··· WORKING DATA ···

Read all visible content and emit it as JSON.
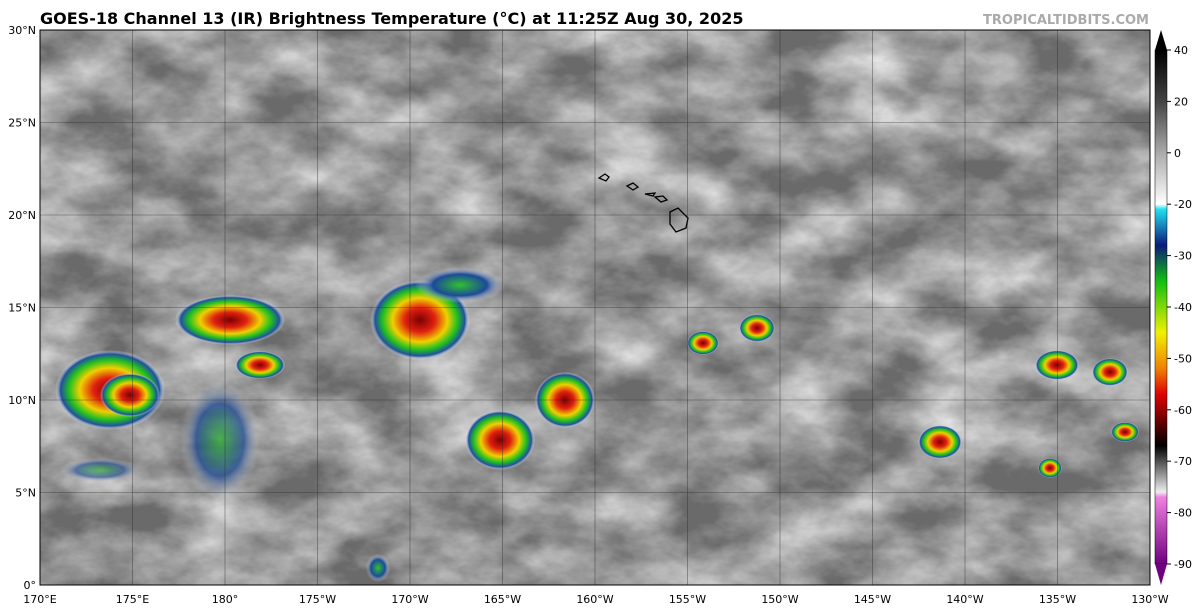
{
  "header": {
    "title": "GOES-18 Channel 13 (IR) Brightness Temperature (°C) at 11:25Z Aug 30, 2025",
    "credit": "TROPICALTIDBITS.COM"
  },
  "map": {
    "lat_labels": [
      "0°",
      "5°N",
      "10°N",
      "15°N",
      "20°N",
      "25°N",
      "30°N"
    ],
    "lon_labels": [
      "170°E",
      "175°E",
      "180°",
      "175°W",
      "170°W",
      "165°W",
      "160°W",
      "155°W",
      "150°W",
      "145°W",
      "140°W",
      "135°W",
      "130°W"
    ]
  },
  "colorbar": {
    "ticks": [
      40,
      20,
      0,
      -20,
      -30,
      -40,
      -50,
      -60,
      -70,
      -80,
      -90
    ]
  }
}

···

Exclude the images, then output the data above word for word.

» **PROBLEM SOLUTION**
Read all visible content and emit it as JSON.
{
  "header": {
    "title": "GOES-18 Channel 13 (IR) Brightness Temperature (°C) at 11:25Z Aug 30, 2025",
    "credit": "TROPICALTIDBITS.COM"
  },
  "map": {
    "lat_labels": [
      "0°",
      "5°N",
      "10°N",
      "15°N",
      "20°N",
      "25°N",
      "30°N"
    ],
    "lon_labels": [
      "170°E",
      "175°E",
      "180°",
      "175°W",
      "170°W",
      "165°W",
      "160°W",
      "155°W",
      "150°W",
      "145°W",
      "140°W",
      "135°W",
      "130°W"
    ]
  },
  "colorbar": {
    "ticks": [
      40,
      20,
      0,
      -20,
      -30,
      -40,
      -50,
      -60,
      -70,
      -80,
      -90
    ]
  }
}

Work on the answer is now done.